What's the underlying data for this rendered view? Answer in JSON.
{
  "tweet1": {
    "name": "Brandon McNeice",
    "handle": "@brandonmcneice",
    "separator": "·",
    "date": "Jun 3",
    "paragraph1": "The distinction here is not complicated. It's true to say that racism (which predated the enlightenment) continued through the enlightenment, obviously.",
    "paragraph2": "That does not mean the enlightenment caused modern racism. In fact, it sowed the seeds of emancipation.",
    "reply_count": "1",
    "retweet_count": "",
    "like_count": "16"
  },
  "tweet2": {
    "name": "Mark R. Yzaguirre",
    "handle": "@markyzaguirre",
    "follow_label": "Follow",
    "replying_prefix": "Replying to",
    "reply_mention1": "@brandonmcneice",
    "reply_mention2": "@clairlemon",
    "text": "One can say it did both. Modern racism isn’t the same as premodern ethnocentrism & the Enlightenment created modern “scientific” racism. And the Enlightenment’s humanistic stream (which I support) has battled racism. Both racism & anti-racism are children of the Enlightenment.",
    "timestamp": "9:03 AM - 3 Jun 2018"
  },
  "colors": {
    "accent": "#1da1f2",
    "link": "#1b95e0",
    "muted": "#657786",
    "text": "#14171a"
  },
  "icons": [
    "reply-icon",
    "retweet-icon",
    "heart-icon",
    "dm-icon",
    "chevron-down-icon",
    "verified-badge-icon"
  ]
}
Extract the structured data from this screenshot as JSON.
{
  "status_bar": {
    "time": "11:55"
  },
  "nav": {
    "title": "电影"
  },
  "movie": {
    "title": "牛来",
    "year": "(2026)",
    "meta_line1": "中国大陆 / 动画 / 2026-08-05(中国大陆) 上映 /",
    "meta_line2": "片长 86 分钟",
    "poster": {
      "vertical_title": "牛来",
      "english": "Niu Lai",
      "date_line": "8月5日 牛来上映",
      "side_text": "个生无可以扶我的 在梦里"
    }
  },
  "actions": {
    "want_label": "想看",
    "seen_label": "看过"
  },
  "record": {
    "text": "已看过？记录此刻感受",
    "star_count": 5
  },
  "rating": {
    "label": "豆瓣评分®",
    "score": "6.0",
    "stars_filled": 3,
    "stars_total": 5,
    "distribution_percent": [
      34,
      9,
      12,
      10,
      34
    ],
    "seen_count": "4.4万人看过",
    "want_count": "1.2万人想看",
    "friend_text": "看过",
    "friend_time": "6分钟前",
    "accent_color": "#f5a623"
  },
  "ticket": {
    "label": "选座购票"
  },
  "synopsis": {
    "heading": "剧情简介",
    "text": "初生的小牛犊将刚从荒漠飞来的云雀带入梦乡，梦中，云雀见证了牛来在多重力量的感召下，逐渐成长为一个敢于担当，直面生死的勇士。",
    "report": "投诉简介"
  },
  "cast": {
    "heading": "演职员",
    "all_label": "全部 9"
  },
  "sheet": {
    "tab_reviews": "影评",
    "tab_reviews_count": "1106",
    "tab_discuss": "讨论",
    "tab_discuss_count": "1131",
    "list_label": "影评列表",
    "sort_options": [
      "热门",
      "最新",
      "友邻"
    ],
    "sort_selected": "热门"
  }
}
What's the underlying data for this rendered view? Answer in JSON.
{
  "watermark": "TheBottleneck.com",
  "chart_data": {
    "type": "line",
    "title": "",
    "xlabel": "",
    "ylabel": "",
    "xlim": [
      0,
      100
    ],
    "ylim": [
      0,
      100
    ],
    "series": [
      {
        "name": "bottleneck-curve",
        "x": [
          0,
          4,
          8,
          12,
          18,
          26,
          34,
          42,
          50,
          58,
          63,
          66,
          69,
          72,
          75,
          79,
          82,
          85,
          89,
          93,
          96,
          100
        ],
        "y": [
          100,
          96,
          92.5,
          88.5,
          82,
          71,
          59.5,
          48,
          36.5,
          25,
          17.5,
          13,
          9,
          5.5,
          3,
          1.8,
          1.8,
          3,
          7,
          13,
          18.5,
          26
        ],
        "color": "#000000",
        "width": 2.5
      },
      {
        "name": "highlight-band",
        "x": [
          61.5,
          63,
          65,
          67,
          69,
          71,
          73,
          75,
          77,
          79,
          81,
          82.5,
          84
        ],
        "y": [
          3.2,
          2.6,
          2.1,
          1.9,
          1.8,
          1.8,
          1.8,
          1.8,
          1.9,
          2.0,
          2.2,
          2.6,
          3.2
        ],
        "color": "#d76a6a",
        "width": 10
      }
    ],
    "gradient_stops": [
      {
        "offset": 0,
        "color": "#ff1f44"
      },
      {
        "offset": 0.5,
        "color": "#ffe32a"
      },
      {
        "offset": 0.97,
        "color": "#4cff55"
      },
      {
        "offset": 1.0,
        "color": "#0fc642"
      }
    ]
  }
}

——

■ GIVEN PROBLEM: Filter the listing above for the string "offset" and copy every matching line.

■ THE OUTPUT:
        "offset": 0,
        "offset": 0.5,
        "offset": 0.97,
        "offset": 1.0,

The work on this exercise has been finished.